[START]

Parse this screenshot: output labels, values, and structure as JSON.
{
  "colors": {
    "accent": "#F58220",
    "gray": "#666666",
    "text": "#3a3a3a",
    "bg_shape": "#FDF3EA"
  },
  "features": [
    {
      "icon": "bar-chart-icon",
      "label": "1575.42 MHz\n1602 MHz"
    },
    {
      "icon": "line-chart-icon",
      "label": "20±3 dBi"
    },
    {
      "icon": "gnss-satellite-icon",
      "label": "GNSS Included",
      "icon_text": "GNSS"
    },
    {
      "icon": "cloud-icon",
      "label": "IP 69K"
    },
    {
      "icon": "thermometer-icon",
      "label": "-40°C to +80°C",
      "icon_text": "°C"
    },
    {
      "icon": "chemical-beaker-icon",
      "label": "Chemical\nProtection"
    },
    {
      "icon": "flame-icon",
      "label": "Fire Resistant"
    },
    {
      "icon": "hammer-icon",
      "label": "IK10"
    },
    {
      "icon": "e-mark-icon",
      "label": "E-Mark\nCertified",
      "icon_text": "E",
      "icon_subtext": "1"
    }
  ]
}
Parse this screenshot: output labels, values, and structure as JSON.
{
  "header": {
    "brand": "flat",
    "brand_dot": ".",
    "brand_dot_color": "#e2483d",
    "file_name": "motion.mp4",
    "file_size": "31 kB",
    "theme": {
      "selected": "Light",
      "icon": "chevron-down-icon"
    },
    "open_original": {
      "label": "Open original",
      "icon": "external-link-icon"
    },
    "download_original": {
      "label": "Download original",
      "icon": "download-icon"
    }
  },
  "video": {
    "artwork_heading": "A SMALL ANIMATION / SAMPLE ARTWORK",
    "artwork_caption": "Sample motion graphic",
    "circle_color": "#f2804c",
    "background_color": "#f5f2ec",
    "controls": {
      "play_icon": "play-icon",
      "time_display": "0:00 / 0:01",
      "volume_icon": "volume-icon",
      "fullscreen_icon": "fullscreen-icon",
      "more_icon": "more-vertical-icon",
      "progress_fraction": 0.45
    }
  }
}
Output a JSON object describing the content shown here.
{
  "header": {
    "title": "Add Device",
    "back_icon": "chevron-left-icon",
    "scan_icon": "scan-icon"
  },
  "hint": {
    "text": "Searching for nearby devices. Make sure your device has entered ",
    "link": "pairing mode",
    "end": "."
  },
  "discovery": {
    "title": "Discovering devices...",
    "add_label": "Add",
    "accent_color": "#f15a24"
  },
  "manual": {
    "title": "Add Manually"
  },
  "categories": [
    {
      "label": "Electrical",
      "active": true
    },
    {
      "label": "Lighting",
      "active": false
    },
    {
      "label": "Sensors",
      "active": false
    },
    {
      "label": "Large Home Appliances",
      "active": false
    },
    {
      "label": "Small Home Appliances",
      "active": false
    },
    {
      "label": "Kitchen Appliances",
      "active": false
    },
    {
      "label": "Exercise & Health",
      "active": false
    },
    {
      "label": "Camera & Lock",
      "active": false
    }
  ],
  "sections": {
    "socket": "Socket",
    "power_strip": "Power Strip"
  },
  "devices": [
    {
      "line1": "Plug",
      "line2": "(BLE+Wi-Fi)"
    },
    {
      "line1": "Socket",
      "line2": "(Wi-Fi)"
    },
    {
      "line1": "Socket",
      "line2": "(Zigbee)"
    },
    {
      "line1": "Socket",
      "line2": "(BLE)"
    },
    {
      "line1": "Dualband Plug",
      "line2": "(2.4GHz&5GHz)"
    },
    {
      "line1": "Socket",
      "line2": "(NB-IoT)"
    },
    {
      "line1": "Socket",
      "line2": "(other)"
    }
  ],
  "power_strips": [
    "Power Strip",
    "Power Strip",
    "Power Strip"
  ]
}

[END]

Exercise directions —
Your task is to reproduce the whole listing exactly.

Full solution —
Parse this screenshot: output labels, values, and structure as JSON.
{
  "colors": {
    "accent": "#F58220",
    "gray": "#666666",
    "text": "#3a3a3a",
    "bg_shape": "#FDF3EA"
  },
  "features": [
    {
      "icon": "bar-chart-icon",
      "label": "1575.42 MHz\n1602 MHz"
    },
    {
      "icon": "line-chart-icon",
      "label": "20±3 dBi"
    },
    {
      "icon": "gnss-satellite-icon",
      "label": "GNSS Included",
      "icon_text": "GNSS"
    },
    {
      "icon": "cloud-icon",
      "label": "IP 69K"
    },
    {
      "icon": "thermometer-icon",
      "label": "-40°C to +80°C",
      "icon_text": "°C"
    },
    {
      "icon": "chemical-beaker-icon",
      "label": "Chemical\nProtection"
    },
    {
      "icon": "flame-icon",
      "label": "Fire Resistant"
    },
    {
      "icon": "hammer-icon",
      "label": "IK10"
    },
    {
      "icon": "e-mark-icon",
      "label": "E-Mark\nCertified",
      "icon_text": "E",
      "icon_subtext": "1"
    }
  ]
}
Parse this screenshot: output labels, values, and structure as JSON.
{
  "header": {
    "brand": "flat",
    "brand_dot": ".",
    "brand_dot_color": "#e2483d",
    "file_name": "motion.mp4",
    "file_size": "31 kB",
    "theme": {
      "selected": "Light",
      "icon": "chevron-down-icon"
    },
    "open_original": {
      "label": "Open original",
      "icon": "external-link-icon"
    },
    "download_original": {
      "label": "Download original",
      "icon": "download-icon"
    }
  },
  "video": {
    "artwork_heading": "A SMALL ANIMATION / SAMPLE ARTWORK",
    "artwork_caption": "Sample motion graphic",
    "circle_color": "#f2804c",
    "background_color": "#f5f2ec",
    "controls": {
      "play_icon": "play-icon",
      "time_display": "0:00 / 0:01",
      "volume_icon": "volume-icon",
      "fullscreen_icon": "fullscreen-icon",
      "more_icon": "more-vertical-icon",
      "progress_fraction": 0.45
    }
  }
}
Output a JSON object describing the content shown here.
{
  "header": {
    "title": "Add Device",
    "back_icon": "chevron-left-icon",
    "scan_icon": "scan-icon"
  },
  "hint": {
    "text": "Searching for nearby devices. Make sure your device has entered ",
    "link": "pairing mode",
    "end": "."
  },
  "discovery": {
    "title": "Discovering devices...",
    "add_label": "Add",
    "accent_color": "#f15a24"
  },
  "manual": {
    "title": "Add Manually"
  },
  "categories": [
    {
      "label": "Electrical",
      "active": true
    },
    {
      "label": "Lighting",
      "active": false
    },
    {
      "label": "Sensors",
      "active": false
    },
    {
      "label": "Large Home Appliances",
      "active": false
    },
    {
      "label": "Small Home Appliances",
      "active": false
    },
    {
      "label": "Kitchen Appliances",
      "active": false
    },
    {
      "label": "Exercise & Health",
      "active": false
    },
    {
      "label": "Camera & Lock",
      "active": false
    }
  ],
  "sections": {
    "socket": "Socket",
    "power_strip": "Power Strip"
  },
  "devices": [
    {
      "line1": "Plug",
      "line2": "(BLE+Wi-Fi)"
    },
    {
      "line1": "Socket",
      "line2": "(Wi-Fi)"
    },
    {
      "line1": "Socket",
      "line2": "(Zigbee)"
    },
    {
      "line1": "Socket",
      "line2": "(BLE)"
    },
    {
      "line1": "Dualband Plug",
      "line2": "(2.4GHz&5GHz)"
    },
    {
      "line1": "Socket",
      "line2": "(NB-IoT)"
    },
    {
      "line1": "Socket",
      "line2": "(other)"
    }
  ],
  "power_strips": [
    "Power Strip",
    "Power Strip",
    "Power Strip"
  ]
}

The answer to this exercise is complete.